DATA PROVIDED »
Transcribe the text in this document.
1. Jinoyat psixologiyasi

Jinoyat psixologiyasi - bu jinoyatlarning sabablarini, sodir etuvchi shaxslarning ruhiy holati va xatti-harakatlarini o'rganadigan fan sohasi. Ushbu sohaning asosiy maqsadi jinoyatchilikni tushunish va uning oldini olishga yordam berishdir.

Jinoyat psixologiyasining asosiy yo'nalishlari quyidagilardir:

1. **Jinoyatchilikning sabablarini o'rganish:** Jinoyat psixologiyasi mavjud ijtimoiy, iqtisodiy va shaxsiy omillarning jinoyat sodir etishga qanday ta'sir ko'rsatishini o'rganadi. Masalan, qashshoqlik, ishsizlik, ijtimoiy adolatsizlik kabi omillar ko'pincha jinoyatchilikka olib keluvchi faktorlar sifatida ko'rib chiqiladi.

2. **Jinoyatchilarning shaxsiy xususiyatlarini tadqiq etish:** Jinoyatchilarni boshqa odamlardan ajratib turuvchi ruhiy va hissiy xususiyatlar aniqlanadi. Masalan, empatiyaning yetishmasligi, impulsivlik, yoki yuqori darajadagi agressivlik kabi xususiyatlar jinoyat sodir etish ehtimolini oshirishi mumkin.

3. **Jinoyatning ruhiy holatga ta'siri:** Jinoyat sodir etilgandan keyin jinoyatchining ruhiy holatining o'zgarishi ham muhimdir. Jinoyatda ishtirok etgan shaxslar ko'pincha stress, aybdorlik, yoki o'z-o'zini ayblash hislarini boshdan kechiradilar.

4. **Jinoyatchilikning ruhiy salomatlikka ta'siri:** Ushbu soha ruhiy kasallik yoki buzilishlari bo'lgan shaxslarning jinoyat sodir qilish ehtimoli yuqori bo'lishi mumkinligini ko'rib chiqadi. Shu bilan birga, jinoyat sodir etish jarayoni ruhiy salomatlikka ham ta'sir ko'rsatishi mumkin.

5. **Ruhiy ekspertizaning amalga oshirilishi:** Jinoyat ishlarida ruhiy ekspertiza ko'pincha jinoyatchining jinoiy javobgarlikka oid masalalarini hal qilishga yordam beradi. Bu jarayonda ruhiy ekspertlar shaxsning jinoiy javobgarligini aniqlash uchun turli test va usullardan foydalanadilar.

INSTRUCTIONS FOR THE TASK » Each line of the material should be echoed exactly.

CORRECT ANSWER »
Transcribe the text in this document.
1. Jinoyat psixologiyasi

Jinoyat psixologiyasi - bu jinoyatlarning sabablarini, sodir etuvchi shaxslarning ruhiy holati va xatti-harakatlarini o'rganadigan fan sohasi. Ushbu sohaning asosiy maqsadi jinoyatchilikni tushunish va uning oldini olishga yordam berishdir.

Jinoyat psixologiyasining asosiy yo'nalishlari quyidagilardir:

1. **Jinoyatchilikning sabablarini o'rganish:** Jinoyat psixologiyasi mavjud ijtimoiy, iqtisodiy va shaxsiy omillarning jinoyat sodir etishga qanday ta'sir ko'rsatishini o'rganadi. Masalan, qashshoqlik, ishsizlik, ijtimoiy adolatsizlik kabi omillar ko'pincha jinoyatchilikka olib keluvchi faktorlar sifatida ko'rib chiqiladi.

2. **Jinoyatchilarning shaxsiy xususiyatlarini tadqiq etish:** Jinoyatchilarni boshqa odamlardan ajratib turuvchi ruhiy va hissiy xususiyatlar aniqlanadi. Masalan, empatiyaning yetishmasligi, impulsivlik, yoki yuqori darajadagi agressivlik kabi xususiyatlar jinoyat sodir etish ehtimolini oshirishi mumkin.

3. **Jinoyatning ruhiy holatga ta'siri:** Jinoyat sodir etilgandan keyin jinoyatchining ruhiy holatining o'zgarishi ham muhimdir. Jinoyatda ishtirok etgan shaxslar ko'pincha stress, aybdorlik, yoki o'z-o'zini ayblash hislarini boshdan kechiradilar.

4. **Jinoyatchilikning ruhiy salomatlikka ta'siri:** Ushbu soha ruhiy kasallik yoki buzilishlari bo'lgan shaxslarning jinoyat sodir qilish ehtimoli yuqori bo'lishi mumkinligini ko'rib chiqadi. Shu bilan birga, jinoyat sodir etish jarayoni ruhiy salomatlikka ham ta'sir ko'rsatishi mumkin.

5. **Ruhiy ekspertizaning amalga oshirilishi:** Jinoyat ishlarida ruhiy ekspertiza ko'pincha jinoyatchining jinoiy javobgarlikka oid masalalarini hal qilishga yordam beradi. Bu jarayonda ruhiy ekspertlar shaxsning jinoiy javobgarligini aniqlash uchun turli test va usullardan foydalanadilar.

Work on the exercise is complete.